● **Short problem**
Show all lines from the data that include the word "content".

Excerpts from a figure dataset:
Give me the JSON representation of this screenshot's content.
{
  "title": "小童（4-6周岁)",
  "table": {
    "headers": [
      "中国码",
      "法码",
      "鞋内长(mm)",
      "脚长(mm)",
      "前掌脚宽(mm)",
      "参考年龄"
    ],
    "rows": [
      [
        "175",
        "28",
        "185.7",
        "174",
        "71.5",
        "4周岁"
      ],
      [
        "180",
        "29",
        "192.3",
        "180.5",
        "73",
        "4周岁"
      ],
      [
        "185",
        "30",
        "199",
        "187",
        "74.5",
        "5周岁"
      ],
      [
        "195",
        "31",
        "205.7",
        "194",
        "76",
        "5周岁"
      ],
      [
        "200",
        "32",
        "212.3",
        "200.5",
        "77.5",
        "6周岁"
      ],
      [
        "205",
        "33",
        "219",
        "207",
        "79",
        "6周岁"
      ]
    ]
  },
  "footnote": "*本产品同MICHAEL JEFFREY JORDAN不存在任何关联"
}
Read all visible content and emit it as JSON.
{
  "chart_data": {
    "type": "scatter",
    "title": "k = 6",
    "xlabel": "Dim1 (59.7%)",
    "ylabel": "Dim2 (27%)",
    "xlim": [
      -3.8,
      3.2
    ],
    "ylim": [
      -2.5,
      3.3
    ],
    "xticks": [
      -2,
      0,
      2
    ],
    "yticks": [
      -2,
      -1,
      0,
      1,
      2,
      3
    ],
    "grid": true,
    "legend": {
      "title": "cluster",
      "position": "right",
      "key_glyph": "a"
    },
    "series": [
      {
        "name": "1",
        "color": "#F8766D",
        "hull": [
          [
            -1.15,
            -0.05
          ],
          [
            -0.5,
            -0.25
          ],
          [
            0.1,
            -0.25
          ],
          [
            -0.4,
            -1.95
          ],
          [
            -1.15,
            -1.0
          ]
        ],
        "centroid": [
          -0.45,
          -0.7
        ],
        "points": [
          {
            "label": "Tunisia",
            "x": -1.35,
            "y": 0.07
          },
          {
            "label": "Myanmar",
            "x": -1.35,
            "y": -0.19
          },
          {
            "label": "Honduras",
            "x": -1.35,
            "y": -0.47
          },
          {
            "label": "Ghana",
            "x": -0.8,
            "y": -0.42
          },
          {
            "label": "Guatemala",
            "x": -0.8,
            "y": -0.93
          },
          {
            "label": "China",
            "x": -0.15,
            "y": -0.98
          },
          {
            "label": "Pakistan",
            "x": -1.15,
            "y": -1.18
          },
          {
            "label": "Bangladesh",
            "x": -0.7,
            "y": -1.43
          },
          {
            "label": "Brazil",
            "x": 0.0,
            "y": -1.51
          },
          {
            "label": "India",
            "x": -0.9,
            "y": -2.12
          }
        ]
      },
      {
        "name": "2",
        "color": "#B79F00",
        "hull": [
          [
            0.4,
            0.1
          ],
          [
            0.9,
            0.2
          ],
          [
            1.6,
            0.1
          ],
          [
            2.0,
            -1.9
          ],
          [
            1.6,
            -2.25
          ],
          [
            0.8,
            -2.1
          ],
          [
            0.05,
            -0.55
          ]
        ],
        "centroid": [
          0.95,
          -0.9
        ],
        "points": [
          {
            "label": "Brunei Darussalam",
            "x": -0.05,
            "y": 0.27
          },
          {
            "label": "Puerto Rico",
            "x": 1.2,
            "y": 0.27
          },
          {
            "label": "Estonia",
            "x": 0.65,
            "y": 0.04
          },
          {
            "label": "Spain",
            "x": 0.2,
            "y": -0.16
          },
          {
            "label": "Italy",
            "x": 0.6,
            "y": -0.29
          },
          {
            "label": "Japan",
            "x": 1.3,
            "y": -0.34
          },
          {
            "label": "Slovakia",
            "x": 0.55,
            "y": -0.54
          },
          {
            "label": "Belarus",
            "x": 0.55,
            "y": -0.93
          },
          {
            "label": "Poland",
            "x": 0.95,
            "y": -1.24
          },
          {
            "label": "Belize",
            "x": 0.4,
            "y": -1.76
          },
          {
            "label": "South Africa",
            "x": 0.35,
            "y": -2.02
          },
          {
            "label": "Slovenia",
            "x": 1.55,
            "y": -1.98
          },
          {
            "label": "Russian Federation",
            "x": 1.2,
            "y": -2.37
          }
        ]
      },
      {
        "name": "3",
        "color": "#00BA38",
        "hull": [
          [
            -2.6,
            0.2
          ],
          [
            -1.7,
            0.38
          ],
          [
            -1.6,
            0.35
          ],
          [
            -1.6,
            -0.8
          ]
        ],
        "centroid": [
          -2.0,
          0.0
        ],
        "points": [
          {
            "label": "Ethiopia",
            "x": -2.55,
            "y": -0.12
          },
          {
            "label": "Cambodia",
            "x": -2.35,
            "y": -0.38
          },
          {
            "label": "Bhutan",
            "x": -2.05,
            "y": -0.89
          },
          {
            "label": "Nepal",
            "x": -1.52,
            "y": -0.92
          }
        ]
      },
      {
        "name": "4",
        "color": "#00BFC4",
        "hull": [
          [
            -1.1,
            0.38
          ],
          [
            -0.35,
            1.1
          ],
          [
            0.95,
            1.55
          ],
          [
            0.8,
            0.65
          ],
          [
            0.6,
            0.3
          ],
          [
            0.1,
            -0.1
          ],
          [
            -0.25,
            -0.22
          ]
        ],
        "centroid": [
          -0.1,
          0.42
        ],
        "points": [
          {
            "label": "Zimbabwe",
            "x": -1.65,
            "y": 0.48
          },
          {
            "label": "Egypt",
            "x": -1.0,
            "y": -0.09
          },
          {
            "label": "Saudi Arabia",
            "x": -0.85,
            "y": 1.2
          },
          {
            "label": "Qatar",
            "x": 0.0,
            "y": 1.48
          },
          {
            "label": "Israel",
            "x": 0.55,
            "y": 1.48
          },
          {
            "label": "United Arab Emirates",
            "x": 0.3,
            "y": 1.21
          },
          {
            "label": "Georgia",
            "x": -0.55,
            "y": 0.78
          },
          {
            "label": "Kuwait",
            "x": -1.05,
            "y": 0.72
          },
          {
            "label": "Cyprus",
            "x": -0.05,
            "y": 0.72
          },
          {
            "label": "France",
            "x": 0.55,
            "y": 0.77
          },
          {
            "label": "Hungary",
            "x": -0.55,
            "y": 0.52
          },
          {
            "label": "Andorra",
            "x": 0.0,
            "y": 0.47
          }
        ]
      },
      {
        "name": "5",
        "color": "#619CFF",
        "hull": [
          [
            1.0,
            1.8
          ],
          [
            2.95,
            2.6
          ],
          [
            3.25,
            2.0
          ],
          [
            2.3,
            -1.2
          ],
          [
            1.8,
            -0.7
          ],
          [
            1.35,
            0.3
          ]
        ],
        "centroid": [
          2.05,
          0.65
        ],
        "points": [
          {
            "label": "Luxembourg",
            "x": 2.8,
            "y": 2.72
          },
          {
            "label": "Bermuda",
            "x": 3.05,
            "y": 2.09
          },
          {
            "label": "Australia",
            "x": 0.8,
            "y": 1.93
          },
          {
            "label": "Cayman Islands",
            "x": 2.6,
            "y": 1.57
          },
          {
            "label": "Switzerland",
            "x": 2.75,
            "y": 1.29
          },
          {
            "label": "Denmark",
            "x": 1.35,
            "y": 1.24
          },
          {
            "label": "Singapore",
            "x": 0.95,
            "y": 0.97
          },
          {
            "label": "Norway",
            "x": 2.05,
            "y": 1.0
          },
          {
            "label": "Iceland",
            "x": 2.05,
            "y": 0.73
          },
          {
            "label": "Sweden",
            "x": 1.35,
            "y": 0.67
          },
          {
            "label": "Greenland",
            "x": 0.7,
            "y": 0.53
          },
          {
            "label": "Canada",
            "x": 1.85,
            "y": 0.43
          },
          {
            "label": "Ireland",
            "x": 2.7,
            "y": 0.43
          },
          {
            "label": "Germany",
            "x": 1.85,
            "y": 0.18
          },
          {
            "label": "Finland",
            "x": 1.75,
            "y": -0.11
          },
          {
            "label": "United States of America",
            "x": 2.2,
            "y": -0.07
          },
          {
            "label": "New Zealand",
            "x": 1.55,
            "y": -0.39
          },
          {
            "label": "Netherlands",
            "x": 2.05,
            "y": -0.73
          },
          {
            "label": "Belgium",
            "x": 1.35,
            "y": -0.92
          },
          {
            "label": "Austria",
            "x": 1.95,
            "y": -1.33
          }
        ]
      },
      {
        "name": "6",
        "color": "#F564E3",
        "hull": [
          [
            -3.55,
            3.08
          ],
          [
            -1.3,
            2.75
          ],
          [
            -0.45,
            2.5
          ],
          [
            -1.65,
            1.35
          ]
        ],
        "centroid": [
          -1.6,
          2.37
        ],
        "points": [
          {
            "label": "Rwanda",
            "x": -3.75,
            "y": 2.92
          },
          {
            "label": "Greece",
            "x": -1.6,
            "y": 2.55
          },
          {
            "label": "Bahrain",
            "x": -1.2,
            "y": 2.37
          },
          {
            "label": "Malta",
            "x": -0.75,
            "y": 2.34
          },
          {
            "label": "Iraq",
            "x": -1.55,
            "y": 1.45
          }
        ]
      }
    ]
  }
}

● **Written response**
Give me the JSON representation of this screenshot's content.
Read all visible content and emit it as JSON.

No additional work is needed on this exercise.